_WHAT THE TASK ASKS_
Gather, from the data below, each line in which the word "представляется" occurs.

_DATA ENTRIES_
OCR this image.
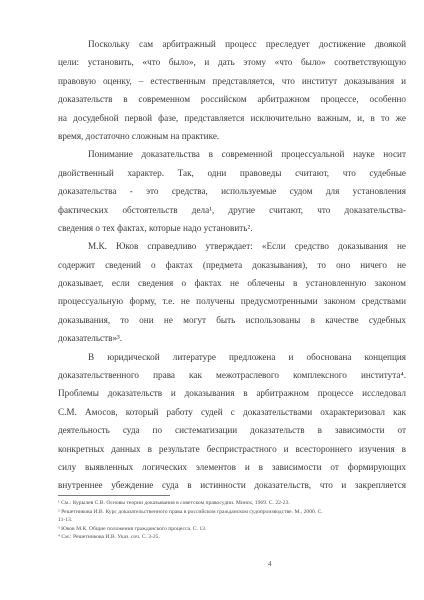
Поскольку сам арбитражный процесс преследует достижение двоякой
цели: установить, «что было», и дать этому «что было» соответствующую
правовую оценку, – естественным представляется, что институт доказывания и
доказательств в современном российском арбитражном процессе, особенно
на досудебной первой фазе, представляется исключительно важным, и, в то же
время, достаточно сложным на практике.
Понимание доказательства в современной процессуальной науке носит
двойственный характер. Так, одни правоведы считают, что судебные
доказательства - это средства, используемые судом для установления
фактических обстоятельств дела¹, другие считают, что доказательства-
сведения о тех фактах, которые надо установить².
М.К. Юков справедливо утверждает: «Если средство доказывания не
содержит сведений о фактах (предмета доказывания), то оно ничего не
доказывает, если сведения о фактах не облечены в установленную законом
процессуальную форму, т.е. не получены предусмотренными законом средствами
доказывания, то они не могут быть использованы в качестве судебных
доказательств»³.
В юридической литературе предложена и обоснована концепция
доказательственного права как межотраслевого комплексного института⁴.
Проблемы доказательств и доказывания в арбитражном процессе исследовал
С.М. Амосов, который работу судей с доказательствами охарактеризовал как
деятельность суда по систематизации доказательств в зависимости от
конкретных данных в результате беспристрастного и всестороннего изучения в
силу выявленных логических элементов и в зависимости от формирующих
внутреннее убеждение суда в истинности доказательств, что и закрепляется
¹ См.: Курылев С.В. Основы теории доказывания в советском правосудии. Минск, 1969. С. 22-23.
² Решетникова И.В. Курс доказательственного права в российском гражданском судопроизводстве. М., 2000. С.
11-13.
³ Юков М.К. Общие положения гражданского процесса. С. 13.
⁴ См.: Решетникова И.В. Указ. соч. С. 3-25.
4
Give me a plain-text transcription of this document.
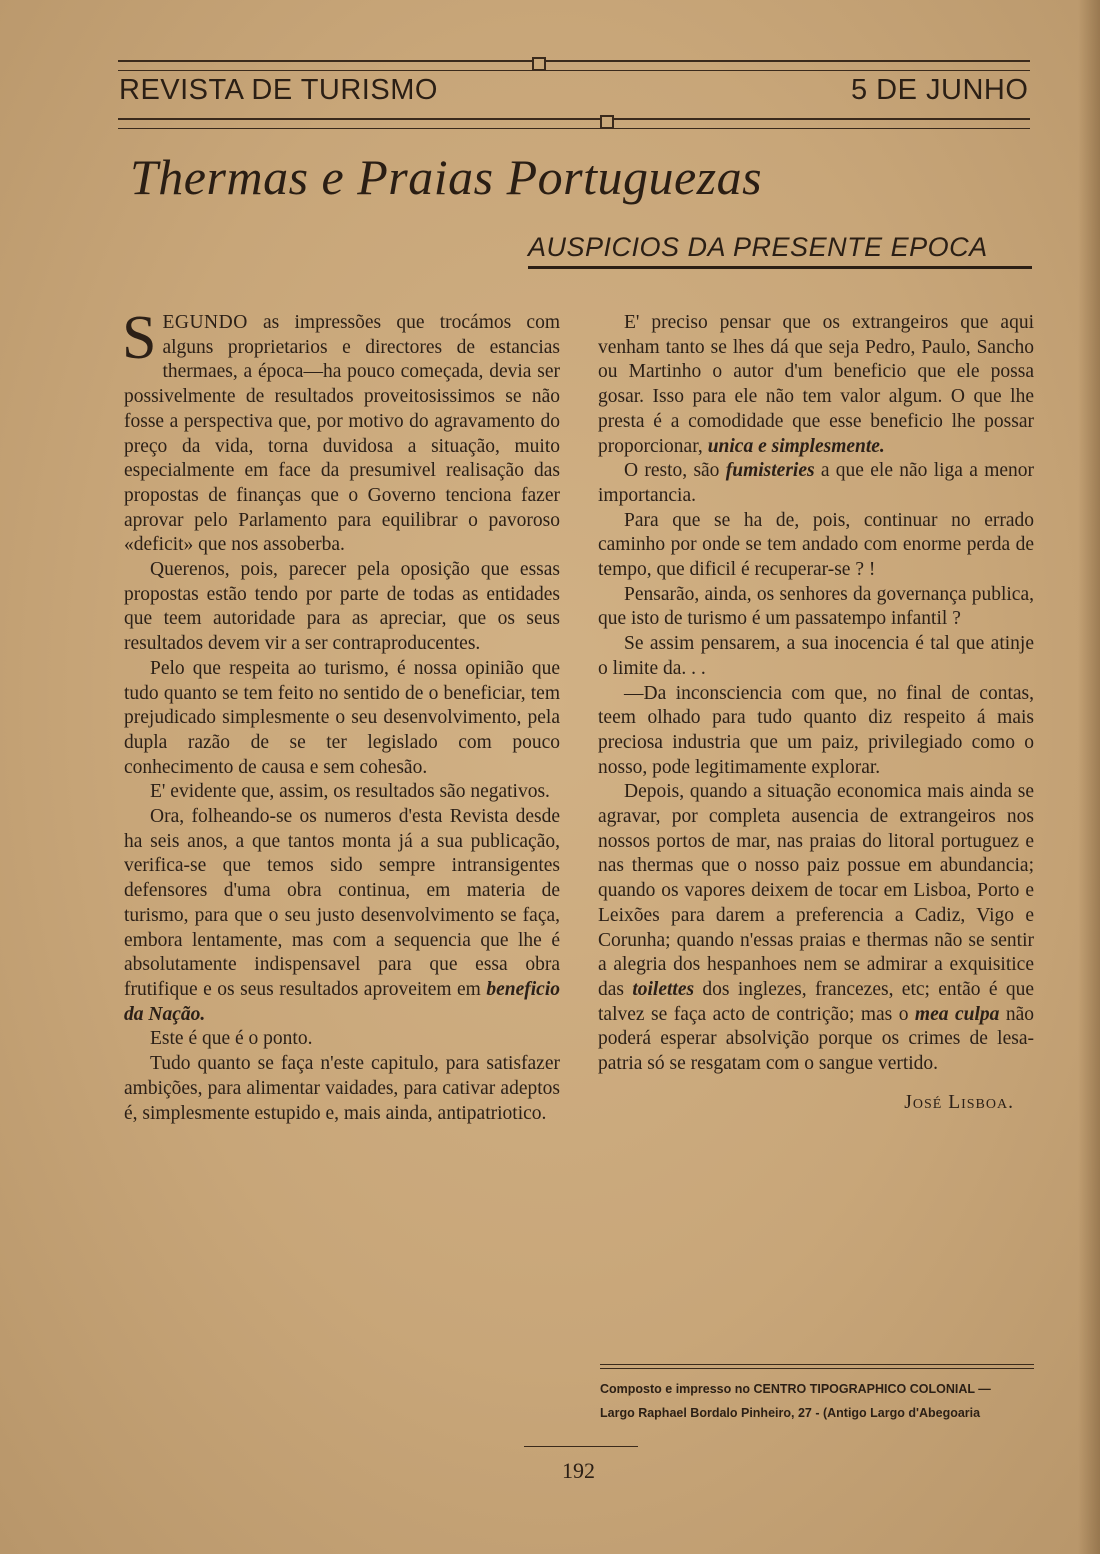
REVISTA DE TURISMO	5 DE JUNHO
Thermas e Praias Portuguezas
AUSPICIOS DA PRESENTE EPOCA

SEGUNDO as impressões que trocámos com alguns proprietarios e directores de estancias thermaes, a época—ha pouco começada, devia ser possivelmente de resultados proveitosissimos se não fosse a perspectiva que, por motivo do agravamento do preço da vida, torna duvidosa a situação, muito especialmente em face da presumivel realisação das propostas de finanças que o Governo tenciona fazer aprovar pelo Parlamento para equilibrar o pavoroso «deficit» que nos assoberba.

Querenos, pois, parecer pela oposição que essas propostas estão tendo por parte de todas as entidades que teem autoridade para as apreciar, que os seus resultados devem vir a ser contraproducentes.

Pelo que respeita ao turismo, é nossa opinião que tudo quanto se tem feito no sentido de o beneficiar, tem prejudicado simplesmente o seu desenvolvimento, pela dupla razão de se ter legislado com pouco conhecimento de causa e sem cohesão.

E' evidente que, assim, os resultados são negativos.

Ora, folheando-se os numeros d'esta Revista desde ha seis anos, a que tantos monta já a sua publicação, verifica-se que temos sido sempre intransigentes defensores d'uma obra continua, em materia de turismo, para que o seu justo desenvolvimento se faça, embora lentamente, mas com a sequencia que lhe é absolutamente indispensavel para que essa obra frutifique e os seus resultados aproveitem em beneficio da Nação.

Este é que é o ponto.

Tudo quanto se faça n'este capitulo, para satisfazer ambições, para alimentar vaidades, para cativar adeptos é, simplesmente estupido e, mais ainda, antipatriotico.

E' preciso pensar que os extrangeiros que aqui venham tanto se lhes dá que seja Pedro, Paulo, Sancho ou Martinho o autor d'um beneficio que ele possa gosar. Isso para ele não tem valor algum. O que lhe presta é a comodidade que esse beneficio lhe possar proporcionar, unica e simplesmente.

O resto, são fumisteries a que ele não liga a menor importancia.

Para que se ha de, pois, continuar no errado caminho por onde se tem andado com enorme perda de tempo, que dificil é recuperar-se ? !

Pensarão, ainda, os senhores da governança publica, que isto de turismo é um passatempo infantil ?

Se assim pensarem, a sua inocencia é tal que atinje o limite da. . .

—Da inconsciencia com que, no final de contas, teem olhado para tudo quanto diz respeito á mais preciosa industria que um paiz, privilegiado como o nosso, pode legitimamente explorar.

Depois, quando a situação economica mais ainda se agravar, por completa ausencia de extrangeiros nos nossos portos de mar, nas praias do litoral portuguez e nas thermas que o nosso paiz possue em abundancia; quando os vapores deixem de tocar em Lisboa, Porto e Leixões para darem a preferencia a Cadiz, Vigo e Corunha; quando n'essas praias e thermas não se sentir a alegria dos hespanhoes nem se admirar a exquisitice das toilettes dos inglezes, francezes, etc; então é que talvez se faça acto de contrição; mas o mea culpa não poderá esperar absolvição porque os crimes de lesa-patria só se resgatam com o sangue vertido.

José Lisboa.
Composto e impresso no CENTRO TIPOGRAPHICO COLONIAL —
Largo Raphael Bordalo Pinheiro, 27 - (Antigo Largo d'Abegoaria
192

_COMPLETE ANSWER_
правовую оценку, – естественным представляется, что институт доказывания и
на досудебной первой фазе, представляется исключительно важным, и, в то же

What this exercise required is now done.